■ Dataset items
---

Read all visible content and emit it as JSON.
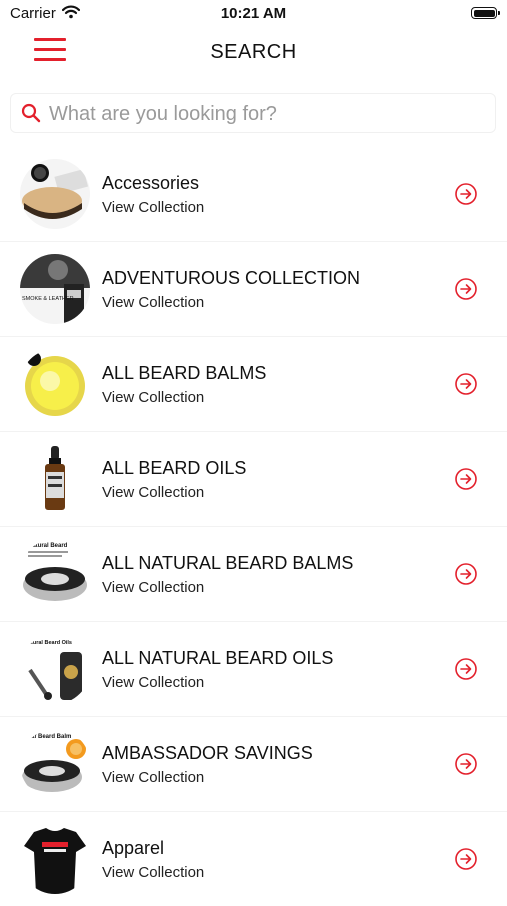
{
  "status_bar": {
    "carrier": "Carrier",
    "time": "10:21 AM"
  },
  "nav": {
    "title": "SEARCH"
  },
  "search": {
    "placeholder": "What are you looking for?"
  },
  "accent_color": "#e3202c",
  "collections": [
    {
      "title": "Accessories",
      "subtitle": "View Collection",
      "thumb": "brush"
    },
    {
      "title": "ADVENTUROUS COLLECTION",
      "subtitle": "View Collection",
      "thumb": "adventurous",
      "thumb_text": "SMOKE & LEATHER"
    },
    {
      "title": "ALL BEARD BALMS",
      "subtitle": "View Collection",
      "thumb": "balm-yellow"
    },
    {
      "title": "ALL BEARD OILS",
      "subtitle": "View Collection",
      "thumb": "oil-bottle"
    },
    {
      "title": "ALL NATURAL BEARD BALMS",
      "subtitle": "View Collection",
      "thumb": "tin",
      "thumb_text": "Natural Beard"
    },
    {
      "title": "ALL NATURAL BEARD OILS",
      "subtitle": "View Collection",
      "thumb": "natural-oil",
      "thumb_text": "Natural Beard Oils"
    },
    {
      "title": "AMBASSADOR SAVINGS",
      "subtitle": "View Collection",
      "thumb": "tin-orange",
      "thumb_text": "Leaf Beard Balm"
    },
    {
      "title": "Apparel",
      "subtitle": "View Collection",
      "thumb": "tshirt"
    }
  ]
}
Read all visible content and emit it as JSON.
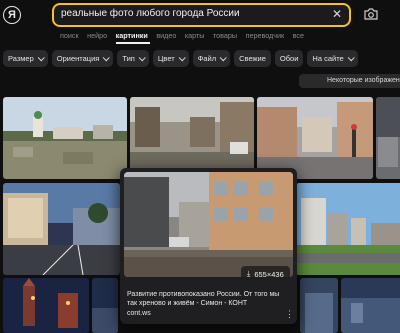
{
  "logo": "Я",
  "search": {
    "query": "реальные фото любого города России"
  },
  "tabs": [
    {
      "label": "поиск"
    },
    {
      "label": "нейро"
    },
    {
      "label": "картинки",
      "active": true
    },
    {
      "label": "видео"
    },
    {
      "label": "карты"
    },
    {
      "label": "товары"
    },
    {
      "label": "переводчик"
    },
    {
      "label": "все"
    }
  ],
  "filters": [
    {
      "label": "Размер",
      "dropdown": true
    },
    {
      "label": "Ориентация",
      "dropdown": true
    },
    {
      "label": "Тип",
      "dropdown": true
    },
    {
      "label": "Цвет",
      "dropdown": true
    },
    {
      "label": "Файл",
      "dropdown": true
    },
    {
      "label": "Свежие",
      "dropdown": false
    },
    {
      "label": "Обои",
      "dropdown": false
    },
    {
      "label": "На сайте",
      "dropdown": true
    }
  ],
  "hint": "Некоторые изображения",
  "card": {
    "size": "655×436",
    "title": "Развитие противопоказано России. От того мы так хреново и живём - Симон - КОНТ",
    "source": "cont.ws"
  },
  "colors": {
    "accent": "#f7c21a",
    "background": "#0f0f10",
    "chip": "#2a2a2d"
  }
}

---

■ Set exercise
Replicate the material above verbatim; images stay out of the copy.

■ Result of the task
Read all visible content and emit it as JSON.
{
  "status_bar": {
    "carrier": "Carrier",
    "time": "10:21 AM"
  },
  "nav": {
    "title": "SEARCH"
  },
  "search": {
    "placeholder": "What are you looking for?"
  },
  "accent_color": "#e3202c",
  "collections": [
    {
      "title": "Accessories",
      "subtitle": "View Collection",
      "thumb": "brush"
    },
    {
      "title": "ADVENTUROUS COLLECTION",
      "subtitle": "View Collection",
      "thumb": "adventurous",
      "thumb_text": "SMOKE & LEATHER"
    },
    {
      "title": "ALL BEARD BALMS",
      "subtitle": "View Collection",
      "thumb": "balm-yellow"
    },
    {
      "title": "ALL BEARD OILS",
      "subtitle": "View Collection",
      "thumb": "oil-bottle"
    },
    {
      "title": "ALL NATURAL BEARD BALMS",
      "subtitle": "View Collection",
      "thumb": "tin",
      "thumb_text": "Natural Beard"
    },
    {
      "title": "ALL NATURAL BEARD OILS",
      "subtitle": "View Collection",
      "thumb": "natural-oil",
      "thumb_text": "Natural Beard Oils"
    },
    {
      "title": "AMBASSADOR SAVINGS",
      "subtitle": "View Collection",
      "thumb": "tin-orange",
      "thumb_text": "Leaf Beard Balm"
    },
    {
      "title": "Apparel",
      "subtitle": "View Collection",
      "thumb": "tshirt"
    }
  ]
}
Read all visible content and emit it as JSON.
{
  "logo": "Я",
  "search": {
    "query": "реальные фото любого города России"
  },
  "tabs": [
    {
      "label": "поиск"
    },
    {
      "label": "нейро"
    },
    {
      "label": "картинки",
      "active": true
    },
    {
      "label": "видео"
    },
    {
      "label": "карты"
    },
    {
      "label": "товары"
    },
    {
      "label": "переводчик"
    },
    {
      "label": "все"
    }
  ],
  "filters": [
    {
      "label": "Размер",
      "dropdown": true
    },
    {
      "label": "Ориентация",
      "dropdown": true
    },
    {
      "label": "Тип",
      "dropdown": true
    },
    {
      "label": "Цвет",
      "dropdown": true
    },
    {
      "label": "Файл",
      "dropdown": true
    },
    {
      "label": "Свежие",
      "dropdown": false
    },
    {
      "label": "Обои",
      "dropdown": false
    },
    {
      "label": "На сайте",
      "dropdown": true
    }
  ],
  "hint": "Некоторые изображения",
  "card": {
    "size": "655×436",
    "title": "Развитие противопоказано России. От того мы так хреново и живём - Симон - КОНТ",
    "source": "cont.ws"
  },
  "colors": {
    "accent": "#f7c21a",
    "background": "#0f0f10",
    "chip": "#2a2a2d"
  }
}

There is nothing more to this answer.